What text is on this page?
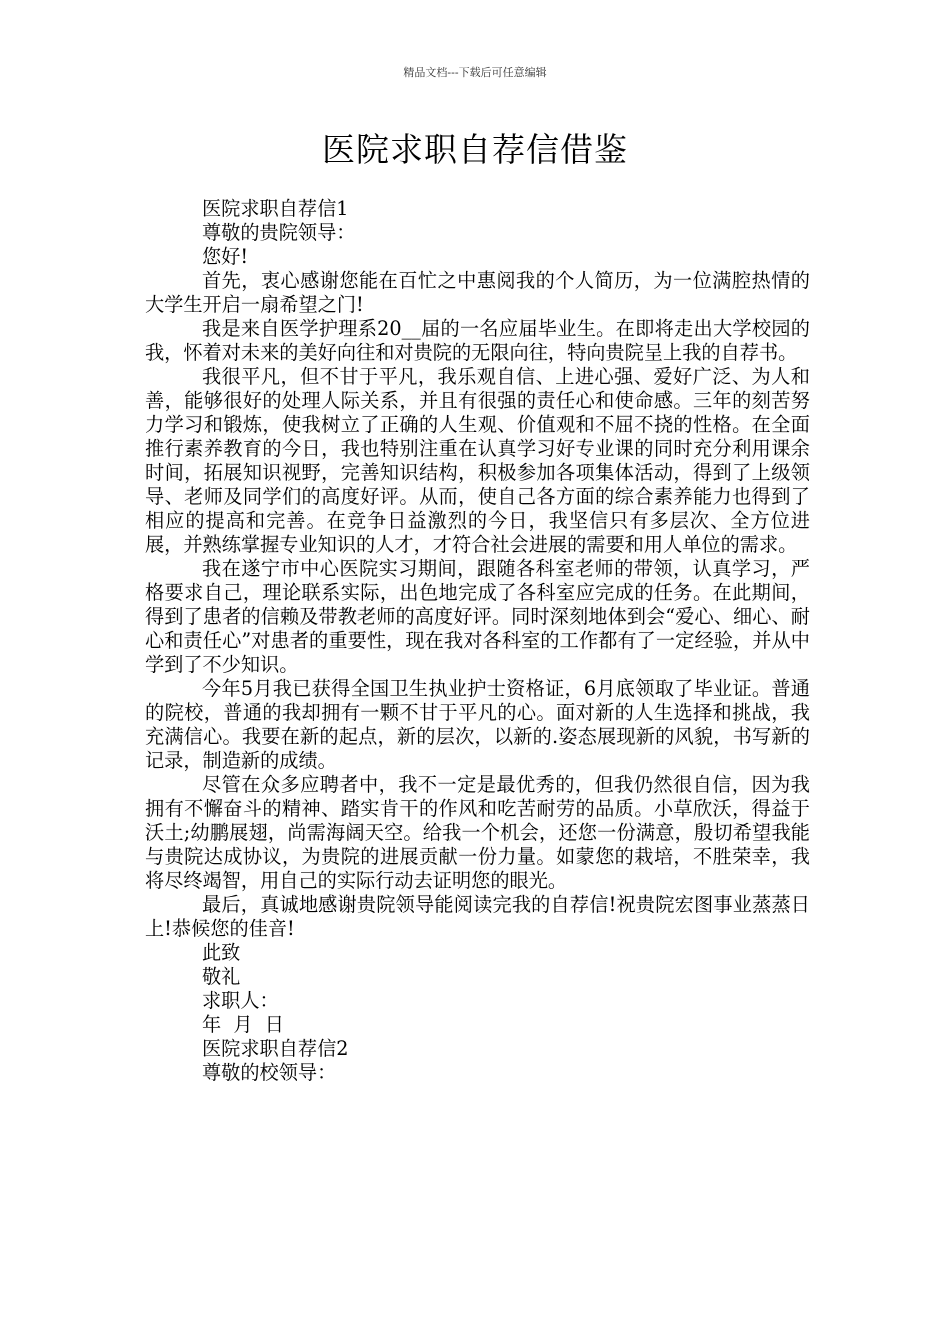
精品文档---下载后可任意编辑
医院求职自荐信借鉴

医院求职自荐信1

尊敬的贵院领导：

您好!

首先，衷心感谢您能在百忙之中惠阅我的个人简历，为一位满腔热情的大学生开启一扇希望之门!

我是来自医学护理系20__届的一名应届毕业生。在即将走出大学校园的我，怀着对未来的美好向往和对贵院的无限向往，特向贵院呈上我的自荐书。

我很平凡，但不甘于平凡，我乐观自信、上进心强、爱好广泛、为人和善，能够很好的处理人际关系，并且有很强的责任心和使命感。三年的刻苦努力学习和锻炼，使我树立了正确的人生观、价值观和不屈不挠的性格。在全面推行素养教育的今日，我也特别注重在认真学习好专业课的同时充分利用课余时间，拓展知识视野，完善知识结构，积极参加各项集体活动，得到了上级领导、老师及同学们的高度好评。从而，使自己各方面的综合素养能力也得到了相应的提高和完善。在竞争日益激烈的今日，我坚信只有多层次、全方位进展，并熟练掌握专业知识的人才，才符合社会进展的需要和用人单位的需求。

我在遂宁市中心医院实习期间，跟随各科室老师的带领，认真学习，严格要求自己，理论联系实际，出色地完成了各科室应完成的任务。在此期间，得到了患者的信赖及带教老师的高度好评。同时深刻地体到会“爱心、细心、耐心和责任心”对患者的重要性，现在我对各科室的工作都有了一定经验，并从中学到了不少知识。

今年5月我已获得全国卫生执业护士资格证，6月底领取了毕业证。普通的院校，普通的我却拥有一颗不甘于平凡的心。面对新的人生选择和挑战，我充满信心。我要在新的起点，新的层次，以新的.姿态展现新的风貌，书写新的记录，制造新的成绩。

尽管在众多应聘者中，我不一定是最优秀的，但我仍然很自信，因为我拥有不懈奋斗的精神、踏实肯干的作风和吃苦耐劳的品质。小草欣沃，得益于沃土;幼鹏展翅，尚需海阔天空。给我一个机会，还您一份满意，殷切希望我能与贵院达成协议，为贵院的进展贡献一份力量。如蒙您的栽培，不胜荣幸，我将尽终竭智，用自己的实际行动去证明您的眼光。

最后，真诚地感谢贵院领导能阅读完我的自荐信!祝贵院宏图事业蒸蒸日上!恭候您的佳音!

此致

敬礼

求职人：

年  月  日

医院求职自荐信2

尊敬的校领导：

..............................

→ **Exercise description**
Write out the material above once more, exactly as it reads, with no pictures.

→ **The completed task**
What text is on this page?
精品文档---下载后可任意编辑
医院求职自荐信借鉴

医院求职自荐信1

尊敬的贵院领导：

您好!

首先，衷心感谢您能在百忙之中惠阅我的个人简历，为一位满腔热情的大学生开启一扇希望之门!

我是来自医学护理系20__届的一名应届毕业生。在即将走出大学校园的我，怀着对未来的美好向往和对贵院的无限向往，特向贵院呈上我的自荐书。

我很平凡，但不甘于平凡，我乐观自信、上进心强、爱好广泛、为人和善，能够很好的处理人际关系，并且有很强的责任心和使命感。三年的刻苦努力学习和锻炼，使我树立了正确的人生观、价值观和不屈不挠的性格。在全面推行素养教育的今日，我也特别注重在认真学习好专业课的同时充分利用课余时间，拓展知识视野，完善知识结构，积极参加各项集体活动，得到了上级领导、老师及同学们的高度好评。从而，使自己各方面的综合素养能力也得到了相应的提高和完善。在竞争日益激烈的今日，我坚信只有多层次、全方位进展，并熟练掌握专业知识的人才，才符合社会进展的需要和用人单位的需求。

我在遂宁市中心医院实习期间，跟随各科室老师的带领，认真学习，严格要求自己，理论联系实际，出色地完成了各科室应完成的任务。在此期间，得到了患者的信赖及带教老师的高度好评。同时深刻地体到会“爱心、细心、耐心和责任心”对患者的重要性，现在我对各科室的工作都有了一定经验，并从中学到了不少知识。

今年5月我已获得全国卫生执业护士资格证，6月底领取了毕业证。普通的院校，普通的我却拥有一颗不甘于平凡的心。面对新的人生选择和挑战，我充满信心。我要在新的起点，新的层次，以新的.姿态展现新的风貌，书写新的记录，制造新的成绩。

尽管在众多应聘者中，我不一定是最优秀的，但我仍然很自信，因为我拥有不懈奋斗的精神、踏实肯干的作风和吃苦耐劳的品质。小草欣沃，得益于沃土;幼鹏展翅，尚需海阔天空。给我一个机会，还您一份满意，殷切希望我能与贵院达成协议，为贵院的进展贡献一份力量。如蒙您的栽培，不胜荣幸，我将尽终竭智，用自己的实际行动去证明您的眼光。

最后，真诚地感谢贵院领导能阅读完我的自荐信!祝贵院宏图事业蒸蒸日上!恭候您的佳音!

此致

敬礼

求职人：

年  月  日

医院求职自荐信2

尊敬的校领导：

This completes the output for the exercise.